Everything in the listing except the pictures should be written out exactly.

(DATA IN THIS EXERCISE)
** Start **

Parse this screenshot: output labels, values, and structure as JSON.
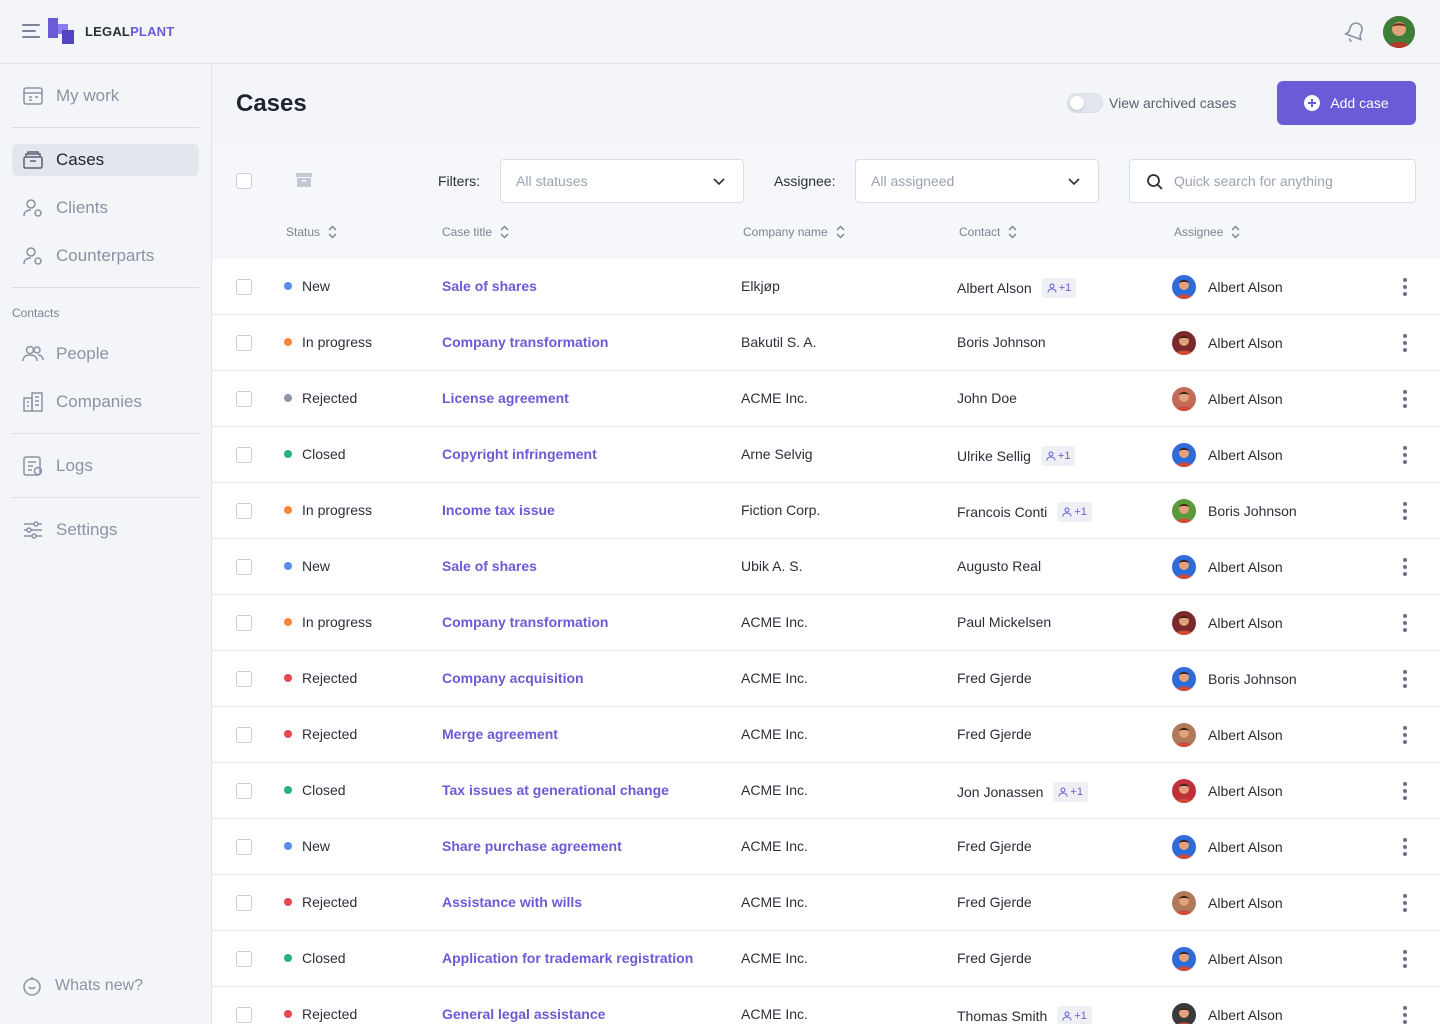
{
  "brand": {
    "name_part1": "LEGAL",
    "name_part2": "PLANT",
    "accent": "#6b5bd6"
  },
  "sidebar": {
    "items": [
      {
        "label": "My work",
        "icon": "calendar-icon"
      },
      {
        "label": "Cases",
        "icon": "archive-icon"
      },
      {
        "label": "Clients",
        "icon": "user-settings-icon"
      },
      {
        "label": "Counterparts",
        "icon": "user-settings-icon"
      },
      {
        "label": "People",
        "icon": "people-icon"
      },
      {
        "label": "Companies",
        "icon": "buildings-icon"
      },
      {
        "label": "Logs",
        "icon": "logs-icon"
      },
      {
        "label": "Settings",
        "icon": "sliders-icon"
      }
    ],
    "active": "Cases",
    "section_contacts": "Contacts",
    "whats_new": "Whats new?"
  },
  "page": {
    "title": "Cases",
    "archived_toggle_label": "View archived cases",
    "add_button_label": "Add case"
  },
  "filters": {
    "filters_label": "Filters:",
    "status_placeholder": "All statuses",
    "assignee_label": "Assignee:",
    "assignee_placeholder": "All assigneed",
    "search_placeholder": "Quick search for anything"
  },
  "table": {
    "columns": [
      "Status",
      "Case title",
      "Company name",
      "Contact",
      "Assignee"
    ],
    "status_colors": {
      "New": "#5b8def",
      "In progress": "#f5883a",
      "Rejected": "#8e95a6",
      "Closed": "#24b47e",
      "RejectedRed": "#e5484d"
    },
    "rows": [
      {
        "status": "New",
        "color": "#5b8def",
        "title": "Sale of shares",
        "company": "Elkjøp",
        "contact": "Albert Alson",
        "extra": "+1",
        "assignee": "Albert Alson",
        "av": "#2e6bd8"
      },
      {
        "status": "In progress",
        "color": "#f5883a",
        "title": "Company transformation",
        "company": "Bakutil S. A.",
        "contact": "Boris Johnson",
        "extra": "",
        "assignee": "Albert Alson",
        "av": "#7a2a2a"
      },
      {
        "status": "Rejected",
        "color": "#8e95a6",
        "title": "License agreement",
        "company": "ACME Inc.",
        "contact": "John Doe",
        "extra": "",
        "assignee": "Albert Alson",
        "av": "#c46b5a"
      },
      {
        "status": "Closed",
        "color": "#24b47e",
        "title": "Copyright infringement",
        "company": "Arne Selvig",
        "contact": "Ulrike Sellig",
        "extra": "+1",
        "assignee": "Albert Alson",
        "av": "#2e6bd8"
      },
      {
        "status": "In progress",
        "color": "#f5883a",
        "title": "Income tax issue",
        "company": "Fiction Corp.",
        "contact": "Francois Conti",
        "extra": "+1",
        "assignee": "Boris Johnson",
        "av": "#5b9a3a"
      },
      {
        "status": "New",
        "color": "#5b8def",
        "title": "Sale of shares",
        "company": "Ubik A. S.",
        "contact": "Augusto Real",
        "extra": "",
        "assignee": "Albert Alson",
        "av": "#2e6bd8"
      },
      {
        "status": "In progress",
        "color": "#f5883a",
        "title": "Company transformation",
        "company": "ACME Inc.",
        "contact": "Paul Mickelsen",
        "extra": "",
        "assignee": "Albert Alson",
        "av": "#7a2a2a"
      },
      {
        "status": "Rejected",
        "color": "#e5484d",
        "title": "Company acquisition",
        "company": "ACME Inc.",
        "contact": "Fred Gjerde",
        "extra": "",
        "assignee": "Boris Johnson",
        "av": "#2e6bd8"
      },
      {
        "status": "Rejected",
        "color": "#e5484d",
        "title": "Merge agreement",
        "company": "ACME Inc.",
        "contact": "Fred Gjerde",
        "extra": "",
        "assignee": "Albert Alson",
        "av": "#b07a5a"
      },
      {
        "status": "Closed",
        "color": "#24b47e",
        "title": "Tax issues at generational change",
        "company": "ACME Inc.",
        "contact": "Jon Jonassen",
        "extra": "+1",
        "assignee": "Albert Alson",
        "av": "#c0303a"
      },
      {
        "status": "New",
        "color": "#5b8def",
        "title": "Share purchase agreement",
        "company": "ACME Inc.",
        "contact": "Fred Gjerde",
        "extra": "",
        "assignee": "Albert Alson",
        "av": "#2e6bd8"
      },
      {
        "status": "Rejected",
        "color": "#e5484d",
        "title": "Assistance with wills",
        "company": "ACME Inc.",
        "contact": "Fred Gjerde",
        "extra": "",
        "assignee": "Albert Alson",
        "av": "#b07a5a"
      },
      {
        "status": "Closed",
        "color": "#24b47e",
        "title": "Application for trademark registration",
        "company": "ACME Inc.",
        "contact": "Fred Gjerde",
        "extra": "",
        "assignee": "Albert Alson",
        "av": "#2e6bd8"
      },
      {
        "status": "Rejected",
        "color": "#e5484d",
        "title": "General legal assistance",
        "company": "ACME Inc.",
        "contact": "Thomas Smith",
        "extra": "+1",
        "assignee": "Albert Alson",
        "av": "#3a3a3a"
      }
    ]
  }
}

** End **

(RESPONSE BELOW)
Parse this screenshot: output labels, values, and structure as JSON.
{
  "brand": {
    "name_part1": "LEGAL",
    "name_part2": "PLANT",
    "accent": "#6b5bd6"
  },
  "sidebar": {
    "items": [
      {
        "label": "My work",
        "icon": "calendar-icon"
      },
      {
        "label": "Cases",
        "icon": "archive-icon"
      },
      {
        "label": "Clients",
        "icon": "user-settings-icon"
      },
      {
        "label": "Counterparts",
        "icon": "user-settings-icon"
      },
      {
        "label": "People",
        "icon": "people-icon"
      },
      {
        "label": "Companies",
        "icon": "buildings-icon"
      },
      {
        "label": "Logs",
        "icon": "logs-icon"
      },
      {
        "label": "Settings",
        "icon": "sliders-icon"
      }
    ],
    "active": "Cases",
    "section_contacts": "Contacts",
    "whats_new": "Whats new?"
  },
  "page": {
    "title": "Cases",
    "archived_toggle_label": "View archived cases",
    "add_button_label": "Add case"
  },
  "filters": {
    "filters_label": "Filters:",
    "status_placeholder": "All statuses",
    "assignee_label": "Assignee:",
    "assignee_placeholder": "All assigneed",
    "search_placeholder": "Quick search for anything"
  },
  "table": {
    "columns": [
      "Status",
      "Case title",
      "Company name",
      "Contact",
      "Assignee"
    ],
    "status_colors": {
      "New": "#5b8def",
      "In progress": "#f5883a",
      "Rejected": "#8e95a6",
      "Closed": "#24b47e",
      "RejectedRed": "#e5484d"
    },
    "rows": [
      {
        "status": "New",
        "color": "#5b8def",
        "title": "Sale of shares",
        "company": "Elkjøp",
        "contact": "Albert Alson",
        "extra": "+1",
        "assignee": "Albert Alson",
        "av": "#2e6bd8"
      },
      {
        "status": "In progress",
        "color": "#f5883a",
        "title": "Company transformation",
        "company": "Bakutil S. A.",
        "contact": "Boris Johnson",
        "extra": "",
        "assignee": "Albert Alson",
        "av": "#7a2a2a"
      },
      {
        "status": "Rejected",
        "color": "#8e95a6",
        "title": "License agreement",
        "company": "ACME Inc.",
        "contact": "John Doe",
        "extra": "",
        "assignee": "Albert Alson",
        "av": "#c46b5a"
      },
      {
        "status": "Closed",
        "color": "#24b47e",
        "title": "Copyright infringement",
        "company": "Arne Selvig",
        "contact": "Ulrike Sellig",
        "extra": "+1",
        "assignee": "Albert Alson",
        "av": "#2e6bd8"
      },
      {
        "status": "In progress",
        "color": "#f5883a",
        "title": "Income tax issue",
        "company": "Fiction Corp.",
        "contact": "Francois Conti",
        "extra": "+1",
        "assignee": "Boris Johnson",
        "av": "#5b9a3a"
      },
      {
        "status": "New",
        "color": "#5b8def",
        "title": "Sale of shares",
        "company": "Ubik A. S.",
        "contact": "Augusto Real",
        "extra": "",
        "assignee": "Albert Alson",
        "av": "#2e6bd8"
      },
      {
        "status": "In progress",
        "color": "#f5883a",
        "title": "Company transformation",
        "company": "ACME Inc.",
        "contact": "Paul Mickelsen",
        "extra": "",
        "assignee": "Albert Alson",
        "av": "#7a2a2a"
      },
      {
        "status": "Rejected",
        "color": "#e5484d",
        "title": "Company acquisition",
        "company": "ACME Inc.",
        "contact": "Fred Gjerde",
        "extra": "",
        "assignee": "Boris Johnson",
        "av": "#2e6bd8"
      },
      {
        "status": "Rejected",
        "color": "#e5484d",
        "title": "Merge agreement",
        "company": "ACME Inc.",
        "contact": "Fred Gjerde",
        "extra": "",
        "assignee": "Albert Alson",
        "av": "#b07a5a"
      },
      {
        "status": "Closed",
        "color": "#24b47e",
        "title": "Tax issues at generational change",
        "company": "ACME Inc.",
        "contact": "Jon Jonassen",
        "extra": "+1",
        "assignee": "Albert Alson",
        "av": "#c0303a"
      },
      {
        "status": "New",
        "color": "#5b8def",
        "title": "Share purchase agreement",
        "company": "ACME Inc.",
        "contact": "Fred Gjerde",
        "extra": "",
        "assignee": "Albert Alson",
        "av": "#2e6bd8"
      },
      {
        "status": "Rejected",
        "color": "#e5484d",
        "title": "Assistance with wills",
        "company": "ACME Inc.",
        "contact": "Fred Gjerde",
        "extra": "",
        "assignee": "Albert Alson",
        "av": "#b07a5a"
      },
      {
        "status": "Closed",
        "color": "#24b47e",
        "title": "Application for trademark registration",
        "company": "ACME Inc.",
        "contact": "Fred Gjerde",
        "extra": "",
        "assignee": "Albert Alson",
        "av": "#2e6bd8"
      },
      {
        "status": "Rejected",
        "color": "#e5484d",
        "title": "General legal assistance",
        "company": "ACME Inc.",
        "contact": "Thomas Smith",
        "extra": "+1",
        "assignee": "Albert Alson",
        "av": "#3a3a3a"
      }
    ]
  }
}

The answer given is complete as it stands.